_TASK DATA_.

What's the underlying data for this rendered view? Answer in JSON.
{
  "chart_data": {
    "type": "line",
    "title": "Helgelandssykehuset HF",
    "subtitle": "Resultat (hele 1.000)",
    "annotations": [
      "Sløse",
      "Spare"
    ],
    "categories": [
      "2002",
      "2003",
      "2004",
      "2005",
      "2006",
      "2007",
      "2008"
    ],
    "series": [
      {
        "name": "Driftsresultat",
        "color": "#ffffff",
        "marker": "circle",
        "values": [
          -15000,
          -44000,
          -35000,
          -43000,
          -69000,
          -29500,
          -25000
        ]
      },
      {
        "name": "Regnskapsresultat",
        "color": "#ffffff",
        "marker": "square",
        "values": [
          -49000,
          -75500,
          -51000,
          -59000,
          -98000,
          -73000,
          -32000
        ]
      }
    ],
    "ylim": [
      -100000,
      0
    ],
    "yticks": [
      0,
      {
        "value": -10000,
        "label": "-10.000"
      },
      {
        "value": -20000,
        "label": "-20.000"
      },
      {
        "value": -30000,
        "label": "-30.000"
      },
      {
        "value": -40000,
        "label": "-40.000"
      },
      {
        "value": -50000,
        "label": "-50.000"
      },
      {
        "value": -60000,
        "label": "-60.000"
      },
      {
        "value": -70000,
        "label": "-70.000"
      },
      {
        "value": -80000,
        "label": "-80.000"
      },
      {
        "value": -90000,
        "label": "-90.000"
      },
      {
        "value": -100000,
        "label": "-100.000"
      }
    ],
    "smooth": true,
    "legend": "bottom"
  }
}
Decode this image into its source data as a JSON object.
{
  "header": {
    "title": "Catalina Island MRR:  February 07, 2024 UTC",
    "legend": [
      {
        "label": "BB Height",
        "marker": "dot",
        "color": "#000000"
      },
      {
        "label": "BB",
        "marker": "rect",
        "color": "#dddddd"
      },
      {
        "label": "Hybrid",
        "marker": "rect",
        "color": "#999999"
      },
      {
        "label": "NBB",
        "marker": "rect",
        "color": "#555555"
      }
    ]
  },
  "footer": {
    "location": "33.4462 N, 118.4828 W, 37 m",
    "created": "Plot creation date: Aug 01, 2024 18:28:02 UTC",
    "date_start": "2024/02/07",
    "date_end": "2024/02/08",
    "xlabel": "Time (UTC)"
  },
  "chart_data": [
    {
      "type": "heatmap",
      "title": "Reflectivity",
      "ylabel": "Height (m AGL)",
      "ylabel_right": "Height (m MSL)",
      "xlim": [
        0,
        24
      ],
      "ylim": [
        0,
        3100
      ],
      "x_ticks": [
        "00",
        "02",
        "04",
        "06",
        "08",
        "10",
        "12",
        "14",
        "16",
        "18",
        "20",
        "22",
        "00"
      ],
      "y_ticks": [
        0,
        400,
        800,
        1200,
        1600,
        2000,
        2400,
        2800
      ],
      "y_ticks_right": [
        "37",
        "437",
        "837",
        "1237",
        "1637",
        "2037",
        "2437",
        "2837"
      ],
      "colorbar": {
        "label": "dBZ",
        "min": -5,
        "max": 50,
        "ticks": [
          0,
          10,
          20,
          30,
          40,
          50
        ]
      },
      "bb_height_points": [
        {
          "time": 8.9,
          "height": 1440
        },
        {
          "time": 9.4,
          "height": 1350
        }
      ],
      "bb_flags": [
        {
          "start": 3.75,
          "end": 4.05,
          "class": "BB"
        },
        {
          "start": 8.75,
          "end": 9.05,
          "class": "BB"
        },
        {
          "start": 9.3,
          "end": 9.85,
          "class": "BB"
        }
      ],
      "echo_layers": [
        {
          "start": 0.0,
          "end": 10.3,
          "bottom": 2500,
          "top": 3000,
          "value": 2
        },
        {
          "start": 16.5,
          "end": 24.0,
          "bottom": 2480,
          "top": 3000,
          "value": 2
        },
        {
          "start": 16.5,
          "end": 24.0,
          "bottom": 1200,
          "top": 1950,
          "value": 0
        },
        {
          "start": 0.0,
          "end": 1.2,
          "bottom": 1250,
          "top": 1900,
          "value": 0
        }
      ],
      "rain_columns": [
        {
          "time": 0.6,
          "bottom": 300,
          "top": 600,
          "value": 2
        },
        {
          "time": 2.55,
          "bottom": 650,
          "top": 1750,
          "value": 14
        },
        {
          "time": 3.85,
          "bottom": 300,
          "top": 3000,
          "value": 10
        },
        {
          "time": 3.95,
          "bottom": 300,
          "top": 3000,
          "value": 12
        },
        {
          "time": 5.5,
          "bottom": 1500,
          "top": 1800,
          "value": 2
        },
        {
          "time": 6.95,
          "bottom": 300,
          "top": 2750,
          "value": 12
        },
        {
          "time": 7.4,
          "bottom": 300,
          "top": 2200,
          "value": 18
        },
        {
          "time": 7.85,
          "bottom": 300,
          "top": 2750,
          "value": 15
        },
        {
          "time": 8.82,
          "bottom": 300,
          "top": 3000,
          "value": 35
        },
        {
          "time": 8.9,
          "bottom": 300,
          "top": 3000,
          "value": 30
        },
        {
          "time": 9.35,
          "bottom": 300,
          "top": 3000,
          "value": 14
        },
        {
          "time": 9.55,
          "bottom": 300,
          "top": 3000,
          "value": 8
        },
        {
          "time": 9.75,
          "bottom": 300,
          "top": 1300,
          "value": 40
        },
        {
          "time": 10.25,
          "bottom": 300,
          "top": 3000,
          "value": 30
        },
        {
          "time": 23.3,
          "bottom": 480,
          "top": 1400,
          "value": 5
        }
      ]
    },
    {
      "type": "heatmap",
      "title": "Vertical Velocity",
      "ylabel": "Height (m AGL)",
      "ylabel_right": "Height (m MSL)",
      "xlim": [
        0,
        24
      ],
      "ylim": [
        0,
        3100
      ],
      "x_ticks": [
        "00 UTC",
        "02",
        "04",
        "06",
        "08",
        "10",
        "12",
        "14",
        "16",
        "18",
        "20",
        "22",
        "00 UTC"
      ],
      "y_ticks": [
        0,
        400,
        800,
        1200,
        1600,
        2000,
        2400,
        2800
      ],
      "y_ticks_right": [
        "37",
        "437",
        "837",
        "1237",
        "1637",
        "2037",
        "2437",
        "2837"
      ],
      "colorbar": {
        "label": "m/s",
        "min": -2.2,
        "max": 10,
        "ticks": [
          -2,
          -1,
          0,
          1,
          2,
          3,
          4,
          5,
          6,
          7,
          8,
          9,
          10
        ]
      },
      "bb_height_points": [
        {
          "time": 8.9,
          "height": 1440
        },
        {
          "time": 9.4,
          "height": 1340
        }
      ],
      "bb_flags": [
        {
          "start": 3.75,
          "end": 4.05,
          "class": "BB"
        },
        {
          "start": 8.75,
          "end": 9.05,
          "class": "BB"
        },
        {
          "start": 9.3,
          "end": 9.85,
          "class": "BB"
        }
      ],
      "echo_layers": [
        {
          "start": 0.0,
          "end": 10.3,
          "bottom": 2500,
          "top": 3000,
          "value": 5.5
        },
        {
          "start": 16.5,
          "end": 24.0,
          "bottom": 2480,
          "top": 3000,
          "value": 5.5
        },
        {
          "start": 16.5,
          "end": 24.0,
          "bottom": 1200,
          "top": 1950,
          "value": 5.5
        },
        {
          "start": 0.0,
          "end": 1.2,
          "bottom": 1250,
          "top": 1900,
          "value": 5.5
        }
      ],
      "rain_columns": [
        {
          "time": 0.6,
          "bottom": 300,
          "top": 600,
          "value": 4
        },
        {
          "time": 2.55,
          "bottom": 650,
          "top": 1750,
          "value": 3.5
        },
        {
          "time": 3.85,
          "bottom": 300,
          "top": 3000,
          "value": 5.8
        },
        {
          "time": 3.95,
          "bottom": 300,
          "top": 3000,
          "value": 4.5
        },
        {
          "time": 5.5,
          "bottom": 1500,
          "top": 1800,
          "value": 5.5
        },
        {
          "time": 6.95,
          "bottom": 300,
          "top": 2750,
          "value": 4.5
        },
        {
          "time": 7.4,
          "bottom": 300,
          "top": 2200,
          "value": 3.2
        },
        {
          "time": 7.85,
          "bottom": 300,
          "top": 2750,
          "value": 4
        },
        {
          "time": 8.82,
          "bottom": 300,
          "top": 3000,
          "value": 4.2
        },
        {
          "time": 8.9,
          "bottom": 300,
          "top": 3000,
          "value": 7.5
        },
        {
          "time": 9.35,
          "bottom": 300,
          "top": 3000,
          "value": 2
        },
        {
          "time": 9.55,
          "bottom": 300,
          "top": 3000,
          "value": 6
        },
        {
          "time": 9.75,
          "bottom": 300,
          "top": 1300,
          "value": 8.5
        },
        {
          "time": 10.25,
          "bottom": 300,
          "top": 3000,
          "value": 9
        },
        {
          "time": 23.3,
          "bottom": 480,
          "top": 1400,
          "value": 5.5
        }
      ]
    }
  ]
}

_SET PROBLEM_. Write only the number of lines in the data above that include "JSON".

_ANSWER_. 2